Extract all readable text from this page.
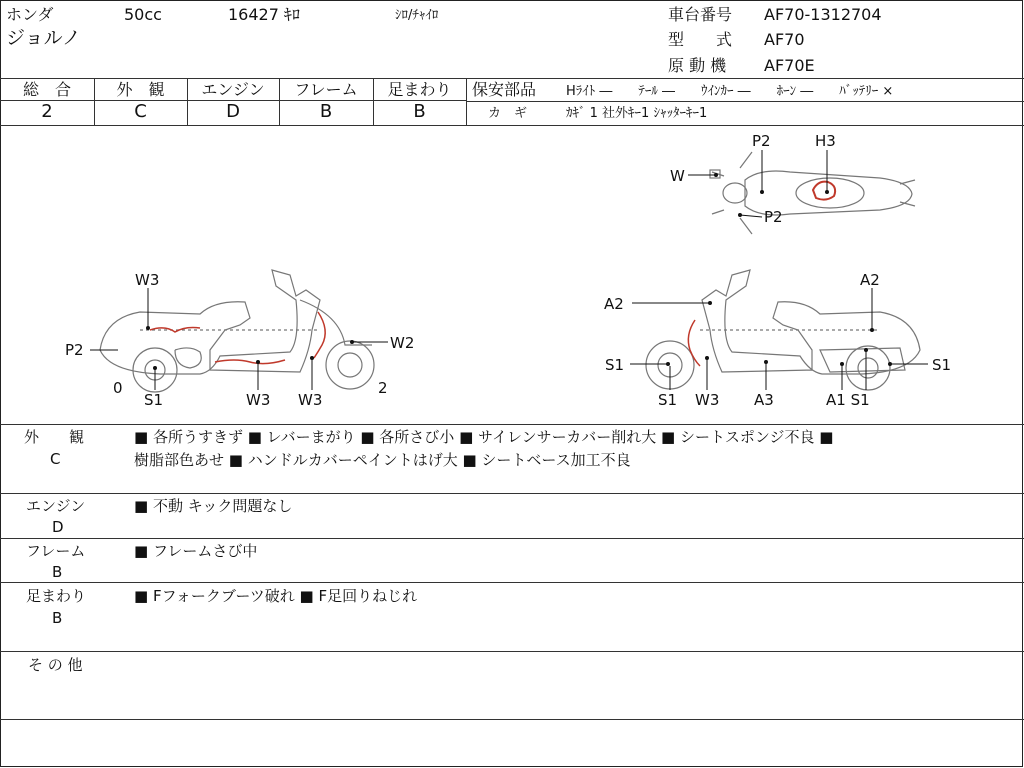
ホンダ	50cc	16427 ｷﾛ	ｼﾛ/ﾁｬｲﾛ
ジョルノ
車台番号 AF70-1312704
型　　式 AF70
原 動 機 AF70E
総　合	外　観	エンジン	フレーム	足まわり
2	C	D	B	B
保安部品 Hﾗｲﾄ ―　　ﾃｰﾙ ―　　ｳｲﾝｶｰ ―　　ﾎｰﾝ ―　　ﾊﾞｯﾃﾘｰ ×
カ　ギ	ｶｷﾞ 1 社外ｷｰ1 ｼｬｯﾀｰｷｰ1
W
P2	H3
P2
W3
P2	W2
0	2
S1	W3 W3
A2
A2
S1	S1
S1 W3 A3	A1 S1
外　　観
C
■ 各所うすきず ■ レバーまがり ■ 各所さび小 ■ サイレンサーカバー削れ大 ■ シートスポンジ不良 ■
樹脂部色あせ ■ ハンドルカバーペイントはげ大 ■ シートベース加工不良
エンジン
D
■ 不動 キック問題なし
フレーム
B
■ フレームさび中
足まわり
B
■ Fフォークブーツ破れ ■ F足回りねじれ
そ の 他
# # # # # # #
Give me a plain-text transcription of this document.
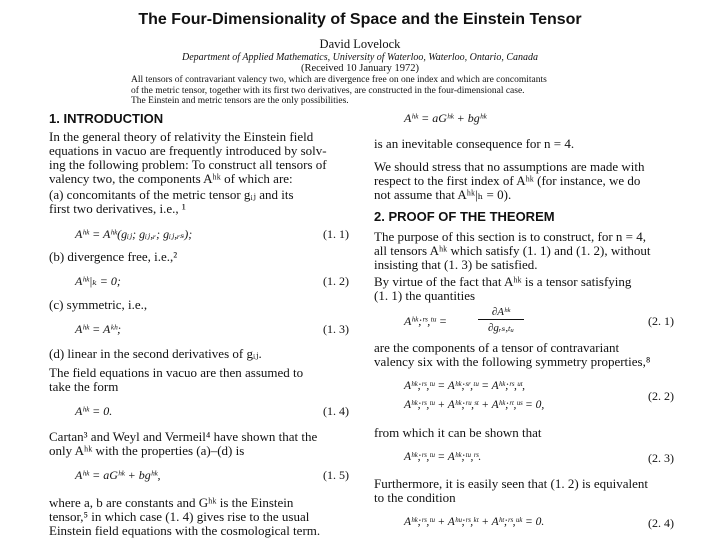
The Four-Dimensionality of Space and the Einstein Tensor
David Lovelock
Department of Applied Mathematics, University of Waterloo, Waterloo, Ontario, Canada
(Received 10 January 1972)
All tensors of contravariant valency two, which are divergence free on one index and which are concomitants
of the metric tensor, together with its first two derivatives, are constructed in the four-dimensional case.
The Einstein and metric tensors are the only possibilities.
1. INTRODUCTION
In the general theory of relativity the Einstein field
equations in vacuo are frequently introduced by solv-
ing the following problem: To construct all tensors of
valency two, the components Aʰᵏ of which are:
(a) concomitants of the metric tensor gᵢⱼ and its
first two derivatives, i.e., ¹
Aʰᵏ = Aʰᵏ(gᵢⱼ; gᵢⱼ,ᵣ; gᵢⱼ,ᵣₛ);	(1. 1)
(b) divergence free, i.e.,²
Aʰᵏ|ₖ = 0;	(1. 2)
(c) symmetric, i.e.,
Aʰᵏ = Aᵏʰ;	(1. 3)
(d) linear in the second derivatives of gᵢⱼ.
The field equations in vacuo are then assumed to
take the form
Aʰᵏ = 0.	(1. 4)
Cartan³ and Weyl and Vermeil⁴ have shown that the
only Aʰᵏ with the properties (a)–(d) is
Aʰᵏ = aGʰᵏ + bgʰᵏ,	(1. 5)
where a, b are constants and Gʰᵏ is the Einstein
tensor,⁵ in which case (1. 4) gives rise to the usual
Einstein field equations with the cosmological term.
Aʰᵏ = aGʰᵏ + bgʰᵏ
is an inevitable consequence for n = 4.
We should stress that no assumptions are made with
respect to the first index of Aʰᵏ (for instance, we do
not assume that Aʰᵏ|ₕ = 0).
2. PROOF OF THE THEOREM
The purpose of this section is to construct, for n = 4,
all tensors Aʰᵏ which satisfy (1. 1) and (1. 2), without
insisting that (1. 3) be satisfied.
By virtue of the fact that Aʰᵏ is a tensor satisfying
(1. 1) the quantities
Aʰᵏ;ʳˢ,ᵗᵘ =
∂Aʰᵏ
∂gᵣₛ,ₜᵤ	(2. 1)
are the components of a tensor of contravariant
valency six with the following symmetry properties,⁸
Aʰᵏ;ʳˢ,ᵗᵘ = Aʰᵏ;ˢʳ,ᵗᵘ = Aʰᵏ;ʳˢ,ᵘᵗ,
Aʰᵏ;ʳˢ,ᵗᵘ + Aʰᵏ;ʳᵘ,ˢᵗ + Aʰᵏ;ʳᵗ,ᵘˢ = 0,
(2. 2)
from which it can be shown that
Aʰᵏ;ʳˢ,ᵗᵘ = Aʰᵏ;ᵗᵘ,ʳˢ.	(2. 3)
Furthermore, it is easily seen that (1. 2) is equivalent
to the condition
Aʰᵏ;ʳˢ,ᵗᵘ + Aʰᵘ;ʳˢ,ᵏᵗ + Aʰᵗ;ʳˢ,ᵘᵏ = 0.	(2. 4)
# # # # # # #
▶ OBJECTIVE: Provide only the count of lines in the material above that hold the word "free".

▶ EXERCISE ANSWER: 2